# Start of SELECTION

In [1]:
import keras
import numpy as np
from collections import Counter
from keras.models import Model
from keras.layers import Embedding, Dense, LSTM, Dropout, Input
from sklearn.model_selection import train_test_split

Using TensorFlow backend.


In [31]:
# loading the data into file

data_dir = 'data/moes_tavern_lines.txt'

with open(data_dir) as f:
    data = f.read()
    
data = data[81:].lower()

In [32]:
data[:447]

"moe_szyslak: (into phone) moe's tavern. where the elite meet to drink.\nbart_simpson: eh, yeah, hello, is mike there? last name, rotch.\nmoe_szyslak: (into phone) hold on, i'll check. (to barflies) mike rotch. mike rotch. hey, has anybody seen mike rotch, lately?\nmoe_szyslak: (into phone) listen you little puke. one of these days i'm gonna catch you, and i'm gonna carve my name on your back with an ice pick.\nmoe_szyslak: what's the matter homer?"

In [33]:
data[:240].split('\n')

["moe_szyslak: (into phone) moe's tavern. where the elite meet to drink.",
 'bart_simpson: eh, yeah, hello, is mike there? last name, rotch.',
 "moe_szyslak: (into phone) hold on, i'll check. (to barflies) mike rotch. mike rotch. hey, has anybody see"]

In [34]:
# seperate the punchuations from the words

punch = ['.', '[', ']', '(', ')', ';', ':', "'", '/', '"', ',', '?', '*', '!', '-', '$', '%', '&', '\n']

for i in punch:    
    data = data.replace(i, ' ' + i + ' ')
    
data = data.replace('\n', '<NEWLINE>')    

In [35]:
data[:400]

"moe_szyslak :   ( into phone )  moe ' s tavern .  where the elite meet to drink .  <NEWLINE> bart_simpson :  eh ,  yeah ,  hello ,  is mike there ?  last name ,  rotch .  <NEWLINE> moe_szyslak :   ( into phone )  hold on ,  i ' ll check .   ( to barflies )  mike rotch .  mike rotch .  hey ,  has anybody seen mike rotch ,  lately ?  <NEWLINE> moe_szyslak :   ( into phone )  listen you little puke ."

In [6]:
def get_vocab(text):
    
    vocab_to_int = dict()
    int_to_vocab = dict()
    
    vocab = Counter()
    for word in text.split():
        vocab[word] += 1
        
    index = 0    
    for word in vocab:
        vocab_to_int[word] = index
        int_to_vocab[index] = word
        index += 1
        
    return vocab, vocab_to_int, int_to_vocab

In [7]:
vocab, vocab_to_int, int_to_vocab = get_vocab(data)

In [8]:
print("vocab size:", len(vocab))

vocab size: 6363


In [9]:
# converting text into int

text_int = []

for word in data.split():
    text_int.append(vocab_to_int[word])
    
text_int = np.array(text_int)    

In [100]:
vocab_size = len(vocab)
seq_len = 100
embedding = 300
lstm_size = 128

In [101]:
def get_training_data(data, seq_len):
    
    x_train = []
    y_train = []
    
    for i in range(0, len(data)-seq_len):
        
        x = data[i:i+seq_len]
        y = data[i+1:i+seq_len+1]
        
        x_train.append(np.array(x))

# End of SELECTION
# Start of TASK DATA

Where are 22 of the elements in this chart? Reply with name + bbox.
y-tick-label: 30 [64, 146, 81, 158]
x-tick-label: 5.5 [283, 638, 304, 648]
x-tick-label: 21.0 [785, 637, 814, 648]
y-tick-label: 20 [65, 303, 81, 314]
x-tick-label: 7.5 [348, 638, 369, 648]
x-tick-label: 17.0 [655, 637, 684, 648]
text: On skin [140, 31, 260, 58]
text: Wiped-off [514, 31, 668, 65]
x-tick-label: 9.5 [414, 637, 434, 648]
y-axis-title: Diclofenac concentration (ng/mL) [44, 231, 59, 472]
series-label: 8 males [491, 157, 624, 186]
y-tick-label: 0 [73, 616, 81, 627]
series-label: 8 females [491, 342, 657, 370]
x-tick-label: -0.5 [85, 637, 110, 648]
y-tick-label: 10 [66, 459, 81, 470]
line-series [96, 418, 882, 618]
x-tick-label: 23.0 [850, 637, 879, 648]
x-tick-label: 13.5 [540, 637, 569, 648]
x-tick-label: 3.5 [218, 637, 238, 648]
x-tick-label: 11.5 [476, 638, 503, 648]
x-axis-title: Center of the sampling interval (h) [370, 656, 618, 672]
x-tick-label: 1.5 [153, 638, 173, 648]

# End of TASK DATA

EXERCISE SET >>
A: Please echo the Keras notebook word for word, between "with open(data_dir) as" and "data[:240].split('\n')", inclusive.
B: Duplicate every line of the listing that follows the notebook, keeping each one exactly as it stands.

OUTPUTS >>
A:
with open(data_dir) as f:
    data = f.read()
    
data = data[81:].lower()

In [32]:
data[:447]

"moe_szyslak: (into phone) moe's tavern. where the elite meet to drink.\nbart_simpson: eh, yeah, hello, is mike there? last name, rotch.\nmoe_szyslak: (into phone) hold on, i'll check. (to barflies) mike rotch. mike rotch. hey, has anybody seen mike rotch, lately?\nmoe_szyslak: (into phone) listen you little puke. one of these days i'm gonna catch you, and i'm gonna carve my name on your back with an ice pick.\nmoe_szyslak: what's the matter homer?"

In [33]:
data[:240].split('\n')

B:
Where are 22 of the elements in this chart? Reply with name + bbox.
y-tick-label: 30 [64, 146, 81, 158]
x-tick-label: 5.5 [283, 638, 304, 648]
x-tick-label: 21.0 [785, 637, 814, 648]
y-tick-label: 20 [65, 303, 81, 314]
x-tick-label: 7.5 [348, 638, 369, 648]
x-tick-label: 17.0 [655, 637, 684, 648]
text: On skin [140, 31, 260, 58]
text: Wiped-off [514, 31, 668, 65]
x-tick-label: 9.5 [414, 637, 434, 648]
y-axis-title: Diclofenac concentration (ng/mL) [44, 231, 59, 472]
series-label: 8 males [491, 157, 624, 186]
y-tick-label: 0 [73, 616, 81, 627]
series-label: 8 females [491, 342, 657, 370]
x-tick-label: -0.5 [85, 637, 110, 648]
y-tick-label: 10 [66, 459, 81, 470]
line-series [96, 418, 882, 618]
x-tick-label: 23.0 [850, 637, 879, 648]
x-tick-label: 13.5 [540, 637, 569, 648]
x-tick-label: 3.5 [218, 637, 238, 648]
x-tick-label: 11.5 [476, 638, 503, 648]
x-axis-title: Center of the sampling interval (h) [370, 656, 618, 672]
x-tick-label: 1.5 [153, 638, 173, 648]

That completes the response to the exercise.